* **THE REQUEST**
Identify the lines that contain the word "Seat" and copy each one.
=== STORED DATA ===
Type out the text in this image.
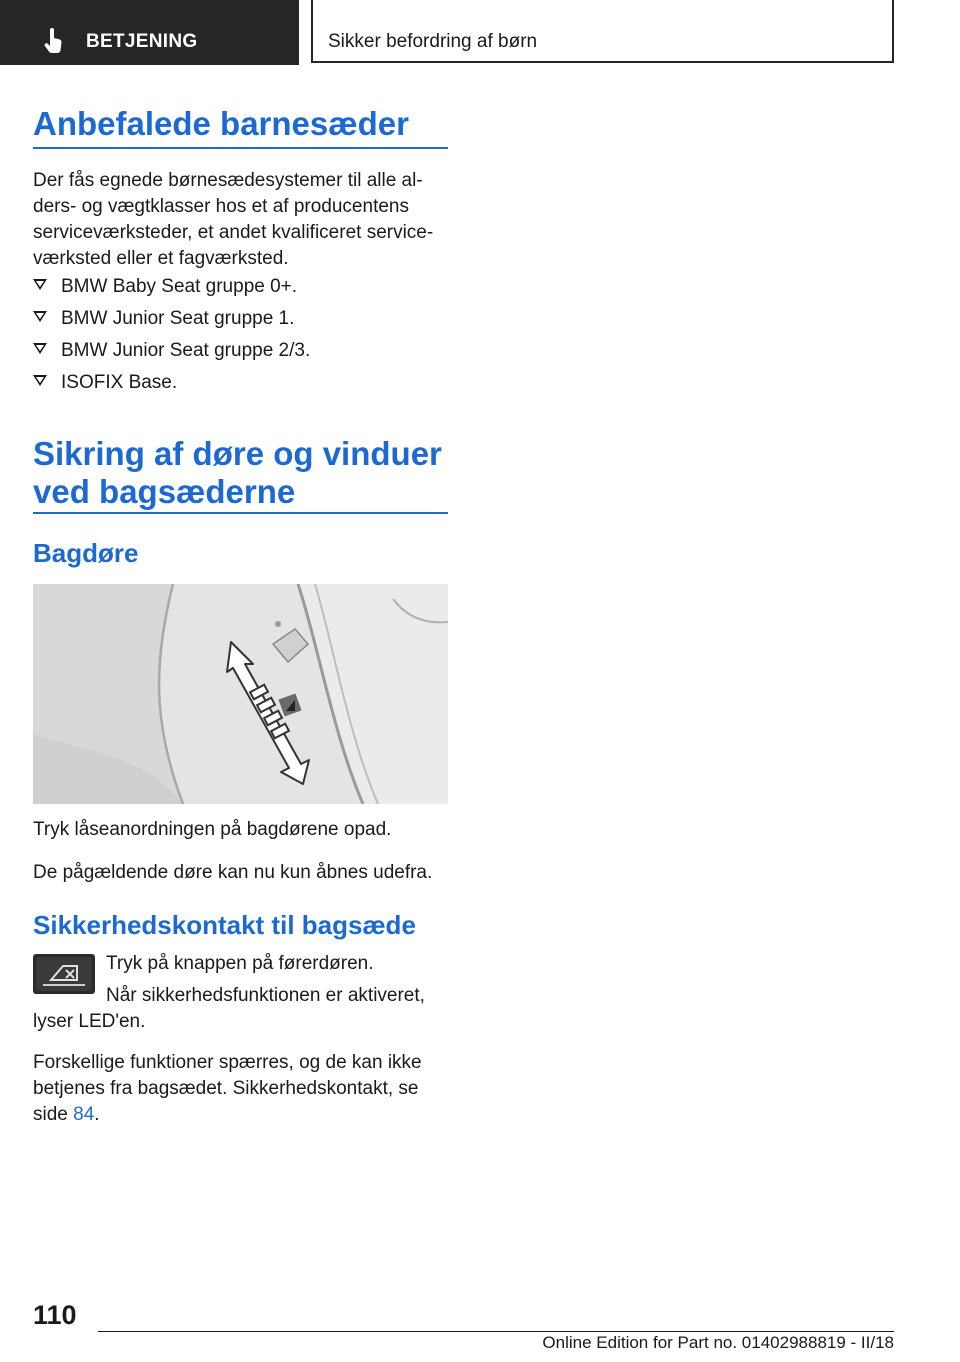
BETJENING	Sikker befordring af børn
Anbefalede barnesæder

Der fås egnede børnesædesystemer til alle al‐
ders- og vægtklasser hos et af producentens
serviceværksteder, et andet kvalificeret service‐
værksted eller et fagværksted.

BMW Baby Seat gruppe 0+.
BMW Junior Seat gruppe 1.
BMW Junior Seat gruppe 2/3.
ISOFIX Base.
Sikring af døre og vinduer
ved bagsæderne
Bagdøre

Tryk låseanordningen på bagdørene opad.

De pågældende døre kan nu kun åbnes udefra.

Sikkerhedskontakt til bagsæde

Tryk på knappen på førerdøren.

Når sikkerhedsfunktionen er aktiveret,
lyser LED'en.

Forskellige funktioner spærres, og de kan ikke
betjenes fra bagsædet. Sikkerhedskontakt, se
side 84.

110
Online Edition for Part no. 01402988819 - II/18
===
=== STORED DATA ===
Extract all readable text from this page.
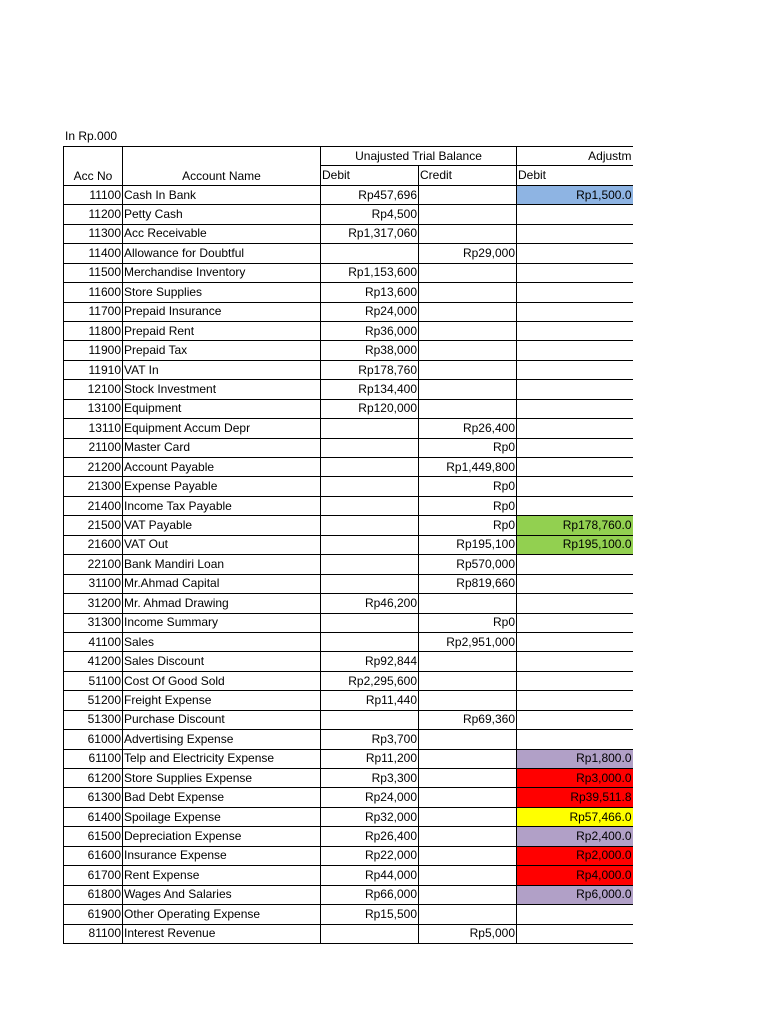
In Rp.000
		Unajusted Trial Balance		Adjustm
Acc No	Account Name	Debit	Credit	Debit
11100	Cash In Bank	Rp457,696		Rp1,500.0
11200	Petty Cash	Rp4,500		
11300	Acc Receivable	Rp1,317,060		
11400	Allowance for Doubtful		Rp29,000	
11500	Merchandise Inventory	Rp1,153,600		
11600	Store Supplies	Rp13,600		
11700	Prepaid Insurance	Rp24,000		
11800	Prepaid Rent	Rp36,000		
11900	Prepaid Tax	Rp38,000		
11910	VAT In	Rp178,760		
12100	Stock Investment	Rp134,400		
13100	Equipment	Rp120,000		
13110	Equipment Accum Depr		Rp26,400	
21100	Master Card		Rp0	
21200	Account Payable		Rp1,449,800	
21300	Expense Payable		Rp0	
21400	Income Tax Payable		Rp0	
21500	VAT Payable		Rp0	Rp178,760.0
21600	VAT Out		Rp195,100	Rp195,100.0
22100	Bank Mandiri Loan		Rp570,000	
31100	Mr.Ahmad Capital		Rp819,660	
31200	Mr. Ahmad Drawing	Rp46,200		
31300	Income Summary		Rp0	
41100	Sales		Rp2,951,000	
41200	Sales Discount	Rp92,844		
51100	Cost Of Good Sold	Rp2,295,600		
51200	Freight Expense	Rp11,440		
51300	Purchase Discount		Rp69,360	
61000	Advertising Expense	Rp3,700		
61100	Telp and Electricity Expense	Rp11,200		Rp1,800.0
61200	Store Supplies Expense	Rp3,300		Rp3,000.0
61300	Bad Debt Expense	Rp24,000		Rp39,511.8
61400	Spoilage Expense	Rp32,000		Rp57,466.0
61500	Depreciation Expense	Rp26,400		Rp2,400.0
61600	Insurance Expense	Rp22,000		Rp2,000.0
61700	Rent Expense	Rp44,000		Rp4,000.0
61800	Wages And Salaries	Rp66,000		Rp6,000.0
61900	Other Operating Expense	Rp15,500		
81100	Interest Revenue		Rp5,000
===
* **RESULT OF THE EXERCISE**
BMW Baby Seat gruppe 0+.
BMW Junior Seat gruppe 1.
BMW Junior Seat gruppe 2/3.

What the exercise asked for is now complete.